## Entries shown
▼

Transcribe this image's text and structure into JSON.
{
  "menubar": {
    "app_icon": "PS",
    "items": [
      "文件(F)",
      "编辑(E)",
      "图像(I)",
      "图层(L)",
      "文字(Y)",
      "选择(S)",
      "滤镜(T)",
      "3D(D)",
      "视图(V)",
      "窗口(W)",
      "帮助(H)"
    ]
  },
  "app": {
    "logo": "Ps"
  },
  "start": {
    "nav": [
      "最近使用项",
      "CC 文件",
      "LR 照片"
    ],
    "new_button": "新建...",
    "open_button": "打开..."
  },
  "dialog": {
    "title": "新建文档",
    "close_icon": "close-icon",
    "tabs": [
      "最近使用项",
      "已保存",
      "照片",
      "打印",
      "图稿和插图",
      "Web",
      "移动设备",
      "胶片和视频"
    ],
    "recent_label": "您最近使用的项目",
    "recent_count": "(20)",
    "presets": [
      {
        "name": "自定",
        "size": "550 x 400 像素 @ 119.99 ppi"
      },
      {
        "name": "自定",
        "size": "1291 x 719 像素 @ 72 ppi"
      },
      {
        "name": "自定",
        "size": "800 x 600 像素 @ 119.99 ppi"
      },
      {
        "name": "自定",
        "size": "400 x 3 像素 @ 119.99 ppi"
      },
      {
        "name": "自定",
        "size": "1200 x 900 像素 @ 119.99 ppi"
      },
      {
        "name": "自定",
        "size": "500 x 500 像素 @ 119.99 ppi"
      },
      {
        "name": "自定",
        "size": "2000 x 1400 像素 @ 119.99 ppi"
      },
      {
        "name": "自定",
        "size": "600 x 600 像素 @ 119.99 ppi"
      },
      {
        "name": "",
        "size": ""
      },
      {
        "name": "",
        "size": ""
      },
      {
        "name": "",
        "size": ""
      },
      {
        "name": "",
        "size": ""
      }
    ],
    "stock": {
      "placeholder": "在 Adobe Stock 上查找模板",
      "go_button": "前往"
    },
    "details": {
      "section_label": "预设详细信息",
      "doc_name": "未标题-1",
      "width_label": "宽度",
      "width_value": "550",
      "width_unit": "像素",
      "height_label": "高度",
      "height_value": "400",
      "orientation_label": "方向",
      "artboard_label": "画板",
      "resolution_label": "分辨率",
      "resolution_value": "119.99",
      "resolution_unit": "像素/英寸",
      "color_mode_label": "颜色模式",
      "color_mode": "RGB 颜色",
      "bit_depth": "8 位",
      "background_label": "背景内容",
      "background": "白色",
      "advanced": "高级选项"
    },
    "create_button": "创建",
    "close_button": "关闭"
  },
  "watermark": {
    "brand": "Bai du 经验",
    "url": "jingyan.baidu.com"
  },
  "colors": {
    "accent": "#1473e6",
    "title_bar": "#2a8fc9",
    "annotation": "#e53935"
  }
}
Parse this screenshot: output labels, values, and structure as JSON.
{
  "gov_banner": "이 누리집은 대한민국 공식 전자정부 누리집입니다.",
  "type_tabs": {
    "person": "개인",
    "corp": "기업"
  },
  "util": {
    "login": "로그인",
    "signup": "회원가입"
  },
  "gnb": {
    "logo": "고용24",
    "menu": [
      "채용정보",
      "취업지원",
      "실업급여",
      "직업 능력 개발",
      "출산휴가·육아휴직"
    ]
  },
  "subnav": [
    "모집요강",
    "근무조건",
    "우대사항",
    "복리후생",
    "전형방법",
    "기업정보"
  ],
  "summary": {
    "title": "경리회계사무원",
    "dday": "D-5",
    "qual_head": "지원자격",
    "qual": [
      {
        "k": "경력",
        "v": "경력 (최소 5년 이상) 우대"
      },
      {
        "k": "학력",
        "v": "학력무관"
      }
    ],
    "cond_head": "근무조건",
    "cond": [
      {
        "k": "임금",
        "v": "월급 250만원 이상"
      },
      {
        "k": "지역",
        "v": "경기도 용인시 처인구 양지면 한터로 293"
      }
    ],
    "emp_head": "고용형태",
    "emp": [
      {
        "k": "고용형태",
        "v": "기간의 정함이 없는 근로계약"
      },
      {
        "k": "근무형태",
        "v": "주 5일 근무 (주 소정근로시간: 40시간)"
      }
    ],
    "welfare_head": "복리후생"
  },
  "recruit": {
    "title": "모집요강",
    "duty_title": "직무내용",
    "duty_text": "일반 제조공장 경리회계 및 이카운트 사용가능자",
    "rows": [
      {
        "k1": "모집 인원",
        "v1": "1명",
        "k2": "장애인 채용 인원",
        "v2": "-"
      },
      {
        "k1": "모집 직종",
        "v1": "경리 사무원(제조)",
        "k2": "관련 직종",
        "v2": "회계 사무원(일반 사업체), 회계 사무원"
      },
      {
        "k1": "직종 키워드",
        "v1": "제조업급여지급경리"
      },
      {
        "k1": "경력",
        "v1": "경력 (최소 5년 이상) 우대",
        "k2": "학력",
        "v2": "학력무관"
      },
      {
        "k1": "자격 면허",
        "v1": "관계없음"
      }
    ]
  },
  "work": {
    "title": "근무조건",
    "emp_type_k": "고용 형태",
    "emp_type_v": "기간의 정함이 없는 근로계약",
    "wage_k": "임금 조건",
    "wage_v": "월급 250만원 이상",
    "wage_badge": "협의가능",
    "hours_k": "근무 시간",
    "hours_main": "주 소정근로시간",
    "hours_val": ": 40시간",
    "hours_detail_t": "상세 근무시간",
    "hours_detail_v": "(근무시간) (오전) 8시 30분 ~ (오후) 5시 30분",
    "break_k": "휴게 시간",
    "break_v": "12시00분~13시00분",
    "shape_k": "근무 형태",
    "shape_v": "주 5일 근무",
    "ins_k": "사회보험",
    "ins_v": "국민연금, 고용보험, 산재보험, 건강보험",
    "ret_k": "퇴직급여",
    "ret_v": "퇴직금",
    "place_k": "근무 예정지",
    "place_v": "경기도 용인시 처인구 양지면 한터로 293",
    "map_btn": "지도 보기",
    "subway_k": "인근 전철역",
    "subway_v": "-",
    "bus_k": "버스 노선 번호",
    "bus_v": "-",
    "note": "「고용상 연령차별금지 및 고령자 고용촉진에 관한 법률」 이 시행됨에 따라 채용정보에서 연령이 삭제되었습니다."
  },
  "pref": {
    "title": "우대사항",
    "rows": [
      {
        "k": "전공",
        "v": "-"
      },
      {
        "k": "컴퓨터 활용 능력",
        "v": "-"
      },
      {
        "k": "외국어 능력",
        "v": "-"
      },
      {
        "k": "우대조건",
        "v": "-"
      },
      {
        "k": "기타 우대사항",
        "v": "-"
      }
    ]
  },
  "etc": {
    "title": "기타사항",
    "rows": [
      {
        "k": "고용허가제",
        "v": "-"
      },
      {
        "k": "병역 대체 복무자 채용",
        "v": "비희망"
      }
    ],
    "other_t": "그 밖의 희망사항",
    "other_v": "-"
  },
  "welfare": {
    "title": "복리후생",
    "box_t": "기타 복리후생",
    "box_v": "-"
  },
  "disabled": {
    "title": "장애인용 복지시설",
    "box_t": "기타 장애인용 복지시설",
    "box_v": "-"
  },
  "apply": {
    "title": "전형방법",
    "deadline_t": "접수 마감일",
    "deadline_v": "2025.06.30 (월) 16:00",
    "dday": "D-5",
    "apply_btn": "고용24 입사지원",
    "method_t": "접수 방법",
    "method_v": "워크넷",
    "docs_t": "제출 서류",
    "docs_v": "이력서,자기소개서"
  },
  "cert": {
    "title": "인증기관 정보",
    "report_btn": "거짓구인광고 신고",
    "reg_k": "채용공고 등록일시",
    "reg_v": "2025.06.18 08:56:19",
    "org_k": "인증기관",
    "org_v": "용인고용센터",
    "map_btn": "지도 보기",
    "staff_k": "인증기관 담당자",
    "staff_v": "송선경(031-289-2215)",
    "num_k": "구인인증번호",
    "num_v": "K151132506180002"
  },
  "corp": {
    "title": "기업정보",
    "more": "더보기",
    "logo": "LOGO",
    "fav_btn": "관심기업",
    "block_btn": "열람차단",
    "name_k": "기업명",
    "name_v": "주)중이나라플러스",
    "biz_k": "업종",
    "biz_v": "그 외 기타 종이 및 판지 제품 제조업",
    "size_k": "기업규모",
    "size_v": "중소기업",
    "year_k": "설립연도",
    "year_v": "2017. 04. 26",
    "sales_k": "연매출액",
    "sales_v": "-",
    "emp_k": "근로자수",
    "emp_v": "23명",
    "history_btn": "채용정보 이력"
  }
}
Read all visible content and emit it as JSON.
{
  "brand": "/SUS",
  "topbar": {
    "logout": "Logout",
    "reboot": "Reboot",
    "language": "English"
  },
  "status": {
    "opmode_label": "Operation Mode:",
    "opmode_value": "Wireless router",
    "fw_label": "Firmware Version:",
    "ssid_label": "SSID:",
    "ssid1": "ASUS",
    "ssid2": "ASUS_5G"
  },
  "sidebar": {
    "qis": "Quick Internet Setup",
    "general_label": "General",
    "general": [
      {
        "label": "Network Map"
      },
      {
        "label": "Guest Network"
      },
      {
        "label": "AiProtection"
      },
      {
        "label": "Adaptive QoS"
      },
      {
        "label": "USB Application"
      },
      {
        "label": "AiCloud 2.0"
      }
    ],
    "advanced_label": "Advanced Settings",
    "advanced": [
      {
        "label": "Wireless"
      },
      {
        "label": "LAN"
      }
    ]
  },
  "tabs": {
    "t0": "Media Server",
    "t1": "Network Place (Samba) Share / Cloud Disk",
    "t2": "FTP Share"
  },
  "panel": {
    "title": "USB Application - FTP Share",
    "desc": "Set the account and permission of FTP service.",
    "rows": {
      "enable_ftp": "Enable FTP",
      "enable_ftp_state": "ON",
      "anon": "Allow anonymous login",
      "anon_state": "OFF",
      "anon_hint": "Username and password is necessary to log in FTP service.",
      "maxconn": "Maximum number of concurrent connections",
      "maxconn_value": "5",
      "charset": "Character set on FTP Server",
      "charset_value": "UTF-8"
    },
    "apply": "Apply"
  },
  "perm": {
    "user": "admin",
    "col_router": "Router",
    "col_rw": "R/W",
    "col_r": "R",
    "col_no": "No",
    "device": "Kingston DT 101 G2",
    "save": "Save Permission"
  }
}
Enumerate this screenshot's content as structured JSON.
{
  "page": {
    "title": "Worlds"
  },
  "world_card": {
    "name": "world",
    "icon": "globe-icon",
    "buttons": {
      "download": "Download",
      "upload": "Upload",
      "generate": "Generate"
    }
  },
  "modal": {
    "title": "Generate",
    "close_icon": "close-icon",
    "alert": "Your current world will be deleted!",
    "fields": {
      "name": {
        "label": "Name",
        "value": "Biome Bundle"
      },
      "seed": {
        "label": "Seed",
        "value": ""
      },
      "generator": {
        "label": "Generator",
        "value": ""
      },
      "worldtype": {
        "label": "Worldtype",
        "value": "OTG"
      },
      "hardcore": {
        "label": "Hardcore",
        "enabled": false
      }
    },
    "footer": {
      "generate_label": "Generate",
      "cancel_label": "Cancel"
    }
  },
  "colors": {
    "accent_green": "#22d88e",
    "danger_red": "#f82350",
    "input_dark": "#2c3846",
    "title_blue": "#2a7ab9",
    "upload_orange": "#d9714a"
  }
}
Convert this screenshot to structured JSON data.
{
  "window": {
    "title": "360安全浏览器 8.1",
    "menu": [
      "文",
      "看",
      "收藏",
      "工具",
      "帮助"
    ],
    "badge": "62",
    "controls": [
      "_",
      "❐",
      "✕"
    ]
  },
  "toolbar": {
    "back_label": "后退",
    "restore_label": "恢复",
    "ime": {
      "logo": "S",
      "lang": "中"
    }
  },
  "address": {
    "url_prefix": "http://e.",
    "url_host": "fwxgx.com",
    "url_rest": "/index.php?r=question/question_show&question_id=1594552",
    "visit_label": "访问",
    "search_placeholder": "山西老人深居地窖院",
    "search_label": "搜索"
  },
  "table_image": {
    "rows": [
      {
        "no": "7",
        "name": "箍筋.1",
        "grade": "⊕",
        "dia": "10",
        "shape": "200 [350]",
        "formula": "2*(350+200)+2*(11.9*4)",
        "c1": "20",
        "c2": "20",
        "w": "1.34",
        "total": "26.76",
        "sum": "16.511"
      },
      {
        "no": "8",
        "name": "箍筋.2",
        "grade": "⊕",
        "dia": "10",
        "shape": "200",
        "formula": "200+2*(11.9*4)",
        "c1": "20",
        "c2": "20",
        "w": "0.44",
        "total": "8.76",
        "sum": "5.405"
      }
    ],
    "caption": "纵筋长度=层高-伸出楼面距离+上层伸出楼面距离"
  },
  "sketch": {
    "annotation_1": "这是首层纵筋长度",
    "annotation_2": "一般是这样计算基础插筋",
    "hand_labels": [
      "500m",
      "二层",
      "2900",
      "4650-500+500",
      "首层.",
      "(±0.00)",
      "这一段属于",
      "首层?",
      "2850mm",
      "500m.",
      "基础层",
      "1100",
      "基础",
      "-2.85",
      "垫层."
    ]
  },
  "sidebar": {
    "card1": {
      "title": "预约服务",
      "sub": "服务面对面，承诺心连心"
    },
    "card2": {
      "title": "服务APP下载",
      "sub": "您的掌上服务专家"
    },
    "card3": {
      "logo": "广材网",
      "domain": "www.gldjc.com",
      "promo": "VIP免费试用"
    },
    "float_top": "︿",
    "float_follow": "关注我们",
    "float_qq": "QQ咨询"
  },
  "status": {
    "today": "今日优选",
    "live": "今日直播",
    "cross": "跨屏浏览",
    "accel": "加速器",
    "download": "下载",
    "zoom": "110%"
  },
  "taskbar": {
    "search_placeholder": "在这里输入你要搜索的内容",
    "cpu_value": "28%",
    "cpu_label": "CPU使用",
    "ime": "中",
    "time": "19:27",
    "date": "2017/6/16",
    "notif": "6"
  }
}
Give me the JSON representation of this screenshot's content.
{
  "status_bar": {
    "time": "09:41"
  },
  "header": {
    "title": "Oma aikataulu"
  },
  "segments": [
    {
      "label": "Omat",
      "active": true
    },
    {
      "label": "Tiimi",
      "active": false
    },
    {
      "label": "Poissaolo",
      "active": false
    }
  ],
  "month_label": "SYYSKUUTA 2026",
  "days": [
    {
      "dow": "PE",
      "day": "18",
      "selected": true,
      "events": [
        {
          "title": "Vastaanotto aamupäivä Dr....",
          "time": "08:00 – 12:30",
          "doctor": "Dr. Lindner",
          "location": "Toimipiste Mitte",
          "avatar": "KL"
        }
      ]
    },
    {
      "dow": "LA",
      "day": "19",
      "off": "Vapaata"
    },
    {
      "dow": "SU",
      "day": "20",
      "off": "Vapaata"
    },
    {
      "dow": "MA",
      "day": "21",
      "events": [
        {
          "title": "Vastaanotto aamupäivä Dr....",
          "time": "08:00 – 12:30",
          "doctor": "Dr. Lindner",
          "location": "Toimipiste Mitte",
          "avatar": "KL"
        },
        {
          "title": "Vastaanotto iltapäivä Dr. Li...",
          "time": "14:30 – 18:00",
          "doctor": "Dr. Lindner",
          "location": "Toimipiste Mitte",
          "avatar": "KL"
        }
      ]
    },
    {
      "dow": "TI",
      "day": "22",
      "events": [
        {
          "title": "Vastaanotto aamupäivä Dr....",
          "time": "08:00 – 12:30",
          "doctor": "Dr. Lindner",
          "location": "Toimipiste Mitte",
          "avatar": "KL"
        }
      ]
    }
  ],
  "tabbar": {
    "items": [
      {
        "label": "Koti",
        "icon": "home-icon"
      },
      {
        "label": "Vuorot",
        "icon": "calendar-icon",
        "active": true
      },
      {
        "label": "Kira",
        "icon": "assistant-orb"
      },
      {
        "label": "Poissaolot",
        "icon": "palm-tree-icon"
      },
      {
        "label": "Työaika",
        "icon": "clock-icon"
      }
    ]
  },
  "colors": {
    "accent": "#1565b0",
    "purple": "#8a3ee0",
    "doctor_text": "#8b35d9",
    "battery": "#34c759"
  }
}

▲

## Written task
Take each line of the material that contains the word "structured" and list it.

## The reply
Enumerate this screenshot's content as structured JSON.
Convert this screenshot to structured JSON data.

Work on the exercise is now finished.